Below are some records; reproduce every one of them exactly.
*** Available data ***
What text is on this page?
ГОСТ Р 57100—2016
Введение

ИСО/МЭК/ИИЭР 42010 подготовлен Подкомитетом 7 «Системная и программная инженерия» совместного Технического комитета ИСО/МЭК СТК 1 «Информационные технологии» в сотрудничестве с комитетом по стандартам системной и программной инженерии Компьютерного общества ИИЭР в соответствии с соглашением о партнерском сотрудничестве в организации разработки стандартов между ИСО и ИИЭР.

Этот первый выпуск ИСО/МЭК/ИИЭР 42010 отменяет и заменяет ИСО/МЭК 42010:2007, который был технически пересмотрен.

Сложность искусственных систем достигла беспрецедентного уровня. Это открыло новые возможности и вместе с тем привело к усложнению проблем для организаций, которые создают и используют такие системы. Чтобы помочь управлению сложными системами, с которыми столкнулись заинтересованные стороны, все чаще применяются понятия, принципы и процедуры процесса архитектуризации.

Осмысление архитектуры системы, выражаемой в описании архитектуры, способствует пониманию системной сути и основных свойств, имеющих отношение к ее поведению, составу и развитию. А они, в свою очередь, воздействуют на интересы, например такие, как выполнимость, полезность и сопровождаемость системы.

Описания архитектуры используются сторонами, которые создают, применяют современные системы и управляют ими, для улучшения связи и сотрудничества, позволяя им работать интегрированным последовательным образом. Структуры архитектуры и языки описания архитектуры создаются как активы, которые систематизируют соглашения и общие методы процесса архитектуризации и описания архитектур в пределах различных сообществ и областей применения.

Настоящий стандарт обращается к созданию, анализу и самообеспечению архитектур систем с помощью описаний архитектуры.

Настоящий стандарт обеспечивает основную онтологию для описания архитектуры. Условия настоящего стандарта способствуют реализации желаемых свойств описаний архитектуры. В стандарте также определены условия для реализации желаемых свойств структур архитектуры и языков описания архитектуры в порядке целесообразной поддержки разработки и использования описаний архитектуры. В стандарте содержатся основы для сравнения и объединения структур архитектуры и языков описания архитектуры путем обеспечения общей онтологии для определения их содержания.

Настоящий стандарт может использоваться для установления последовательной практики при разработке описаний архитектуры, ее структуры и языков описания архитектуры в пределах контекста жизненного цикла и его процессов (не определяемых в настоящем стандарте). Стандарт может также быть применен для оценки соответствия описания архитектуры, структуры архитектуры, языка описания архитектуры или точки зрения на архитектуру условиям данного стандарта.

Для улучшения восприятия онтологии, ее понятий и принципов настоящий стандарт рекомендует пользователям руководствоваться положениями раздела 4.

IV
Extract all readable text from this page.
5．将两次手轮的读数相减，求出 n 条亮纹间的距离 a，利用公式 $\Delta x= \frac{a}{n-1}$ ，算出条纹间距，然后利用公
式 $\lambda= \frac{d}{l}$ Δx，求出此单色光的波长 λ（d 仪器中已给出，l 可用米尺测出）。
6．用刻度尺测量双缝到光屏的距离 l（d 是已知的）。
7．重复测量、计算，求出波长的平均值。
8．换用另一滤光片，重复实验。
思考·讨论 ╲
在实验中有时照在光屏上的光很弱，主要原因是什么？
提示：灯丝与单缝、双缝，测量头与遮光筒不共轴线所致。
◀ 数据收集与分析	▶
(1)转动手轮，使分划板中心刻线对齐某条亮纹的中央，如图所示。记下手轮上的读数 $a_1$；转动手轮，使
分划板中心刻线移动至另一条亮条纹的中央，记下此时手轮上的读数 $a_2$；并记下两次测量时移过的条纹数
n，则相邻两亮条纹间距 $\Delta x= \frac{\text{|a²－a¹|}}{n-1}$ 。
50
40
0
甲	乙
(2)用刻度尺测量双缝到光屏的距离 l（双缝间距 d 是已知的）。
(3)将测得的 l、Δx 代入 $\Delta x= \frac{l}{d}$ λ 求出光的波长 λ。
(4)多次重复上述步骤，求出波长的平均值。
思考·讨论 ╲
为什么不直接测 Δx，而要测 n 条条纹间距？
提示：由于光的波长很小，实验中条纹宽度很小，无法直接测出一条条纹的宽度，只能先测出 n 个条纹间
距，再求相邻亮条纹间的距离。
***
### [Task output]
What text is on this page?
ГОСТ Р 57100—2016
Введение

ИСО/МЭК/ИИЭР 42010 подготовлен Подкомитетом 7 «Системная и программная инженерия» совместного Технического комитета ИСО/МЭК СТК 1 «Информационные технологии» в сотрудничестве с комитетом по стандартам системной и программной инженерии Компьютерного общества ИИЭР в соответствии с соглашением о партнерском сотрудничестве в организации разработки стандартов между ИСО и ИИЭР.

Этот первый выпуск ИСО/МЭК/ИИЭР 42010 отменяет и заменяет ИСО/МЭК 42010:2007, который был технически пересмотрен.

Сложность искусственных систем достигла беспрецедентного уровня. Это открыло новые возможности и вместе с тем привело к усложнению проблем для организаций, которые создают и используют такие системы. Чтобы помочь управлению сложными системами, с которыми столкнулись заинтересованные стороны, все чаще применяются понятия, принципы и процедуры процесса архитектуризации.

Осмысление архитектуры системы, выражаемой в описании архитектуры, способствует пониманию системной сути и основных свойств, имеющих отношение к ее поведению, составу и развитию. А они, в свою очередь, воздействуют на интересы, например такие, как выполнимость, полезность и сопровождаемость системы.

Описания архитектуры используются сторонами, которые создают, применяют современные системы и управляют ими, для улучшения связи и сотрудничества, позволяя им работать интегрированным последовательным образом. Структуры архитектуры и языки описания архитектуры создаются как активы, которые систематизируют соглашения и общие методы процесса архитектуризации и описания архитектур в пределах различных сообществ и областей применения.

Настоящий стандарт обращается к созданию, анализу и самообеспечению архитектур систем с помощью описаний архитектуры.

Настоящий стандарт обеспечивает основную онтологию для описания архитектуры. Условия настоящего стандарта способствуют реализации желаемых свойств описаний архитектуры. В стандарте также определены условия для реализации желаемых свойств структур архитектуры и языков описания архитектуры в порядке целесообразной поддержки разработки и использования описаний архитектуры. В стандарте содержатся основы для сравнения и объединения структур архитектуры и языков описания архитектуры путем обеспечения общей онтологии для определения их содержания.

Настоящий стандарт может использоваться для установления последовательной практики при разработке описаний архитектуры, ее структуры и языков описания архитектуры в пределах контекста жизненного цикла и его процессов (не определяемых в настоящем стандарте). Стандарт может также быть применен для оценки соответствия описания архитектуры, структуры архитектуры, языка описания архитектуры или точки зрения на архитектуру условиям данного стандарта.

Для улучшения восприятия онтологии, ее понятий и принципов настоящий стандарт рекомендует пользователям руководствоваться положениями раздела 4.

IV
Extract all readable text from this page.
5．将两次手轮的读数相减，求出 n 条亮纹间的距离 a，利用公式 $\Delta x= \frac{a}{n-1}$ ，算出条纹间距，然后利用公
式 $\lambda= \frac{d}{l}$ Δx，求出此单色光的波长 λ（d 仪器中已给出，l 可用米尺测出）。
6．用刻度尺测量双缝到光屏的距离 l（d 是已知的）。
7．重复测量、计算，求出波长的平均值。
8．换用另一滤光片，重复实验。
思考·讨论 ╲
在实验中有时照在光屏上的光很弱，主要原因是什么？
提示：灯丝与单缝、双缝，测量头与遮光筒不共轴线所致。
◀ 数据收集与分析	▶
(1)转动手轮，使分划板中心刻线对齐某条亮纹的中央，如图所示。记下手轮上的读数 $a_1$；转动手轮，使
分划板中心刻线移动至另一条亮条纹的中央，记下此时手轮上的读数 $a_2$；并记下两次测量时移过的条纹数
n，则相邻两亮条纹间距 $\Delta x= \frac{\text{|a²－a¹|}}{n-1}$ 。
50
40
0
甲	乙
(2)用刻度尺测量双缝到光屏的距离 l（双缝间距 d 是已知的）。
(3)将测得的 l、Δx 代入 $\Delta x= \frac{l}{d}$ λ 求出光的波长 λ。
(4)多次重复上述步骤，求出波长的平均值。
思考·讨论 ╲
为什么不直接测 Δx，而要测 n 条条纹间距？
提示：由于光的波长很小，实验中条纹宽度很小，无法直接测出一条条纹的宽度，只能先测出 n 个条纹间
距，再求相邻亮条纹间的距离。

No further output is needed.